►
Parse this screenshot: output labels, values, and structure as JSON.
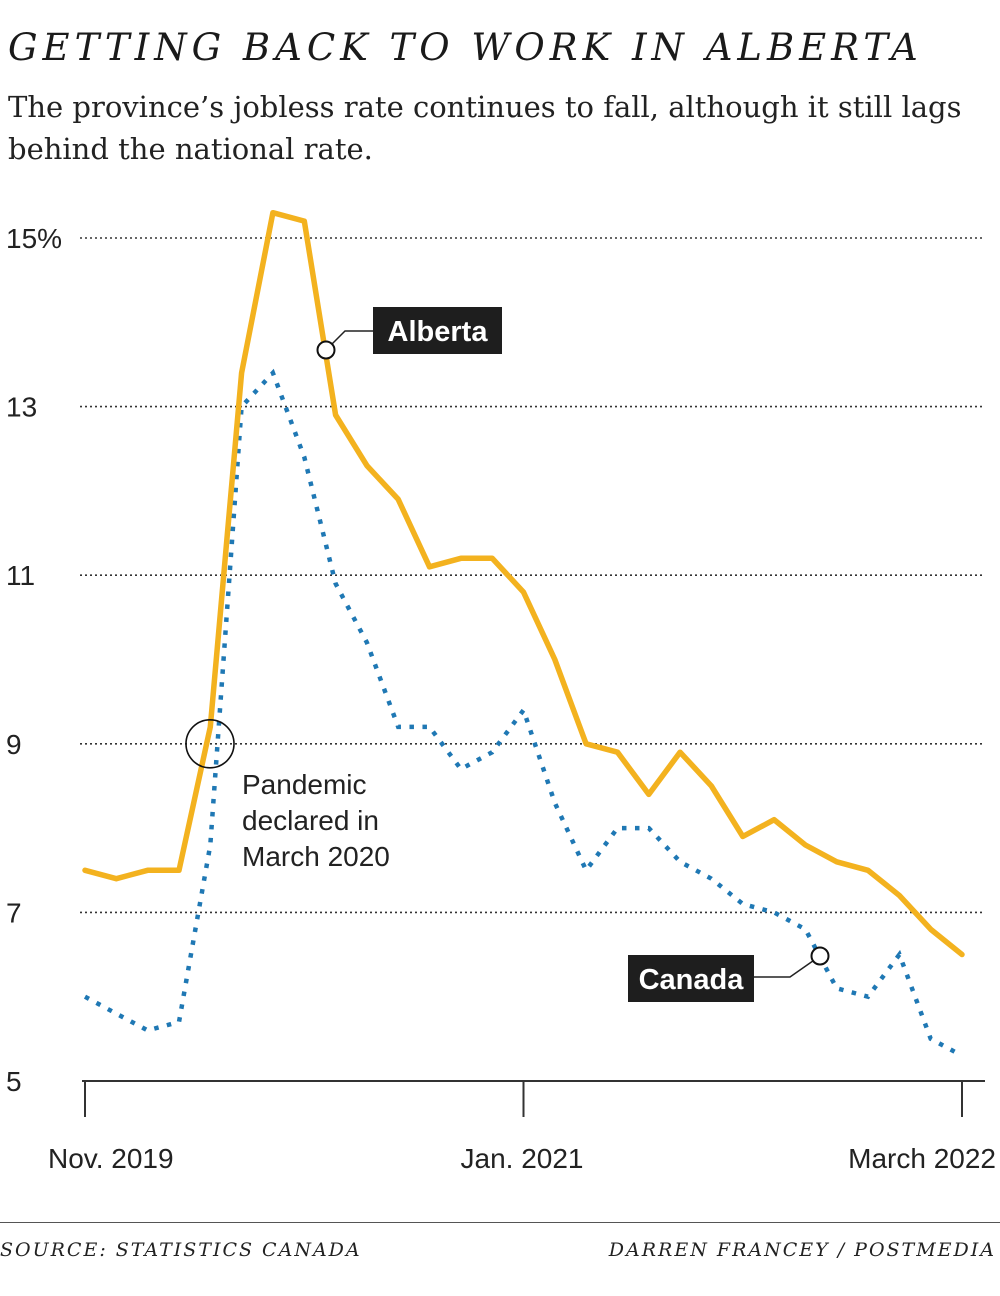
{
  "header": {
    "title": "GETTING BACK TO WORK IN ALBERTA",
    "subtitle": "The province’s jobless rate continues to fall, although it still lags behind the national rate."
  },
  "footer": {
    "source": "SOURCE: STATISTICS CANADA",
    "credit": "DARREN FRANCEY / POSTMEDIA"
  },
  "colors": {
    "alberta": "#f3b21f",
    "canada": "#1f78b4",
    "tag_bg": "#1e1e1e"
  },
  "chart_data": {
    "type": "line",
    "title": "GETTING BACK TO WORK IN ALBERTA",
    "xlabel": "",
    "ylabel": "",
    "x_tick_labels": [
      "Nov. 2019",
      "Jan. 2021",
      "March 2022"
    ],
    "x_tick_index": [
      0,
      14,
      28
    ],
    "ylim": [
      5,
      15.5
    ],
    "y_ticks": [
      5,
      7,
      9,
      11,
      13,
      15
    ],
    "y_tick_labels": [
      "5",
      "7",
      "9",
      "11",
      "13",
      "15%"
    ],
    "grid": true,
    "series": [
      {
        "name": "Alberta",
        "style": "solid",
        "values": [
          7.5,
          7.4,
          7.5,
          7.5,
          9.2,
          13.4,
          15.3,
          15.2,
          12.9,
          12.3,
          11.9,
          11.1,
          11.2,
          11.2,
          10.8,
          10.0,
          9.0,
          8.9,
          8.4,
          8.9,
          8.5,
          7.9,
          8.1,
          7.8,
          7.6,
          7.5,
          7.2,
          6.8,
          6.5
        ]
      },
      {
        "name": "Canada",
        "style": "dotted",
        "values": [
          6.0,
          5.8,
          5.6,
          5.7,
          7.8,
          13.0,
          13.4,
          12.4,
          10.9,
          10.2,
          9.2,
          9.2,
          8.7,
          8.9,
          9.4,
          8.3,
          7.5,
          8.0,
          8.0,
          7.6,
          7.4,
          7.1,
          7.0,
          6.8,
          6.1,
          6.0,
          6.5,
          5.5,
          5.3
        ]
      }
    ],
    "annotations": [
      {
        "text_lines": [
          "Pandemic",
          "declared in",
          "March 2020"
        ],
        "index": 4,
        "value": 9.0
      }
    ]
  }
}
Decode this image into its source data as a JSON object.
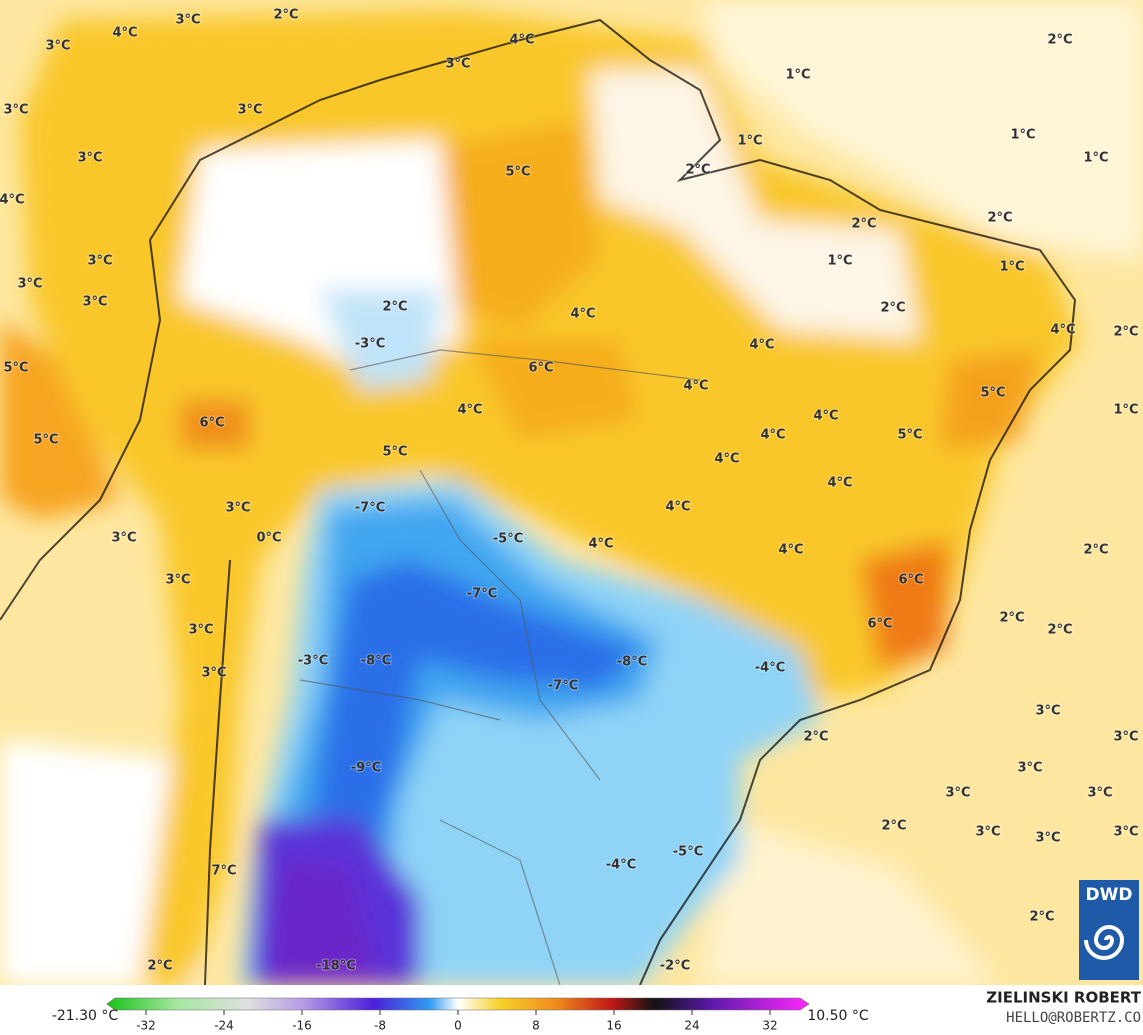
{
  "map": {
    "labels": [
      "3°C",
      "2°C",
      "3°C",
      "4°C",
      "4°C",
      "3°C",
      "2°C",
      "1°C",
      "3°C",
      "3°C",
      "1°C",
      "1°C",
      "3°C",
      "1°C",
      "5°C",
      "2°C",
      "4°C",
      "2°C",
      "2°C",
      "3°C",
      "1°C",
      "1°C",
      "3°C",
      "3°C",
      "2°C",
      "2°C",
      "4°C",
      "4°C",
      "2°C",
      "-3°C",
      "4°C",
      "5°C",
      "6°C",
      "4°C",
      "5°C",
      "4°C",
      "1°C",
      "6°C",
      "4°C",
      "5°C",
      "4°C",
      "5°C",
      "5°C",
      "4°C",
      "4°C",
      "-7°C",
      "3°C",
      "4°C",
      "-5°C",
      "3°C",
      "0°C",
      "4°C",
      "4°C",
      "2°C",
      "3°C",
      "6°C",
      "-7°C",
      "2°C",
      "3°C",
      "6°C",
      "2°C",
      "-3°C",
      "-8°C",
      "-8°C",
      "-4°C",
      "3°C",
      "-7°C",
      "3°C",
      "2°C",
      "3°C",
      "-9°C",
      "3°C",
      "3°C",
      "3°C",
      "2°C",
      "3°C",
      "3°C",
      "3°C",
      "-4°C",
      "-5°C",
      "7°C",
      "2°C",
      "2°C",
      "-18°C",
      "-2°C"
    ]
  },
  "colorbar": {
    "min_label": "-21.30 °C",
    "max_label": "10.50 °C",
    "lim": [
      -36,
      36
    ],
    "ticks": [
      -32,
      -24,
      -16,
      -8,
      0,
      8,
      16,
      24,
      32
    ]
  },
  "credit": {
    "author": "ZIELINSKI ROBERT",
    "email": "HELLO@ROBERTZ.CO",
    "logo": "DWD"
  }
}
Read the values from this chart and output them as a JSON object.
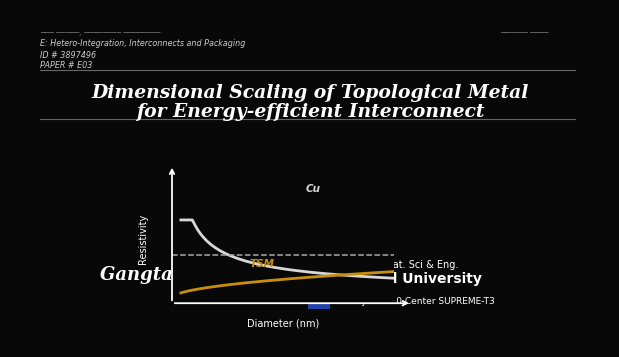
{
  "bg_color": "#080808",
  "title_line1": "Dimensional Scaling of Topological Metal",
  "title_line2": "for Energy-efficient Interconnect",
  "title_color": "#ffffff",
  "title_fontsize": 13.5,
  "header_line1": "E: Hetero-Integration, Interconnects and Packaging",
  "header_line2": "ID # 3897496",
  "header_line3": "PAPER # E03",
  "header_color": "#cccccc",
  "header_fontsize": 5.8,
  "blurred_left": "─── ─────, ──────── ────────",
  "blurred_right": "────── ────",
  "blurred_color": "#777777",
  "blurred_fontsize": 5.5,
  "author_name": "Gangtae Jin",
  "author_fontsize": 13,
  "author_color": "#ffffff",
  "cu_label": "Cu",
  "tsm_label": "TSM",
  "xlabel": "Diameter (nm)",
  "ylabel": "Resistivity",
  "cu_color": "#d8d8d8",
  "tsm_color": "#c8900a",
  "dashed_color": "#aaaaaa",
  "axis_color": "#ffffff",
  "label_color": "#ffffff",
  "xlabel_fontsize": 7,
  "ylabel_fontsize": 7,
  "cu_fontsize": 7.5,
  "tsm_fontsize": 7.5,
  "sep_line_color": "#666666",
  "cornell_dept": "Dept. of Mat. Sci & Eng.",
  "cornell_name": "Cornell University",
  "cornell_dept_fontsize": 7,
  "cornell_name_fontsize": 10,
  "src_text": "SRC JUMP 2.0 Center SUPREME-T3",
  "src_fontsize": 6.5,
  "inst_color": "#ffffff",
  "cornell_logo_color": "#7a1515",
  "src_logo_color": "#2244aa"
}
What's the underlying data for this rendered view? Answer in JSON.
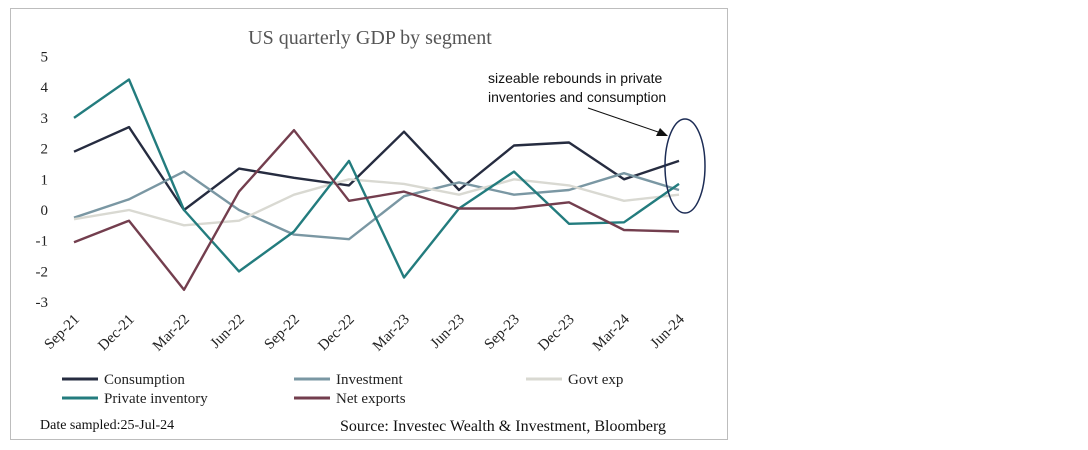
{
  "chart_data": {
    "type": "line",
    "title": "US quarterly GDP by segment",
    "categories": [
      "Sep-21",
      "Dec-21",
      "Mar-22",
      "Jun-22",
      "Sep-22",
      "Dec-22",
      "Mar-23",
      "Jun-23",
      "Sep-23",
      "Dec-23",
      "Mar-24",
      "Jun-24"
    ],
    "ylim": [
      -3,
      5
    ],
    "yticks": [
      5,
      4,
      3,
      2,
      1,
      0,
      -1,
      -2,
      -3
    ],
    "ytick_labels": [
      "5",
      "4",
      "3",
      "2",
      "1",
      "0",
      "-1",
      "-2",
      "-3"
    ],
    "grid": false,
    "legend_position": "bottom",
    "series": [
      {
        "name": "Consumption",
        "color": "#262c40",
        "values": [
          1.9,
          2.7,
          0.0,
          1.35,
          1.05,
          0.8,
          2.55,
          0.65,
          2.1,
          2.2,
          1.0,
          1.6
        ]
      },
      {
        "name": "Investment",
        "color": "#7a97a3",
        "values": [
          -0.25,
          0.35,
          1.25,
          0.0,
          -0.8,
          -0.95,
          0.45,
          0.9,
          0.5,
          0.65,
          1.2,
          0.65
        ]
      },
      {
        "name": "Govt exp",
        "color": "#d9d9d2",
        "values": [
          -0.3,
          0.0,
          -0.5,
          -0.35,
          0.5,
          1.0,
          0.85,
          0.5,
          1.0,
          0.8,
          0.3,
          0.5
        ]
      },
      {
        "name": "Private inventory",
        "color": "#237c7e",
        "values": [
          3.0,
          4.25,
          0.0,
          -2.0,
          -0.7,
          1.6,
          -2.2,
          0.05,
          1.25,
          -0.45,
          -0.4,
          0.85
        ]
      },
      {
        "name": "Net exports",
        "color": "#733e4e",
        "values": [
          -1.05,
          -0.35,
          -2.6,
          0.6,
          2.6,
          0.3,
          0.6,
          0.05,
          0.05,
          0.25,
          -0.65,
          -0.7
        ]
      }
    ],
    "annotation": {
      "text_line1": "sizeable rebounds in private",
      "text_line2": "inventories and consumption"
    }
  },
  "footer": {
    "date_sampled": "Date sampled:25-Jul-24",
    "source": "Source: Investec Wealth & Investment, Bloomberg"
  }
}
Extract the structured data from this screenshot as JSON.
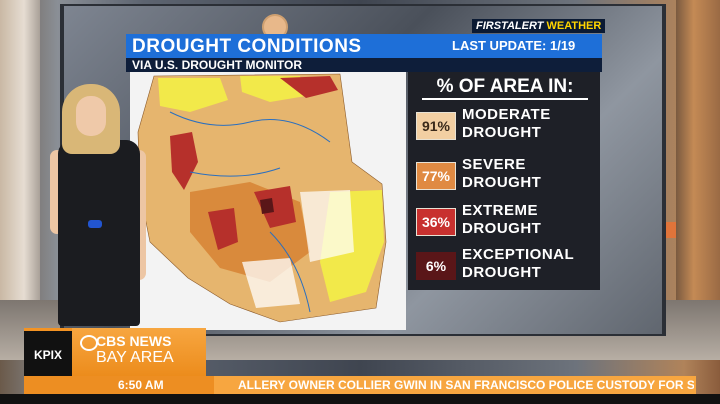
◄
• **AIM**:
How many lines in the records above contain the word "Investment"? Reply with the number and nothing more.

• **EXPECTED ANSWER**:
2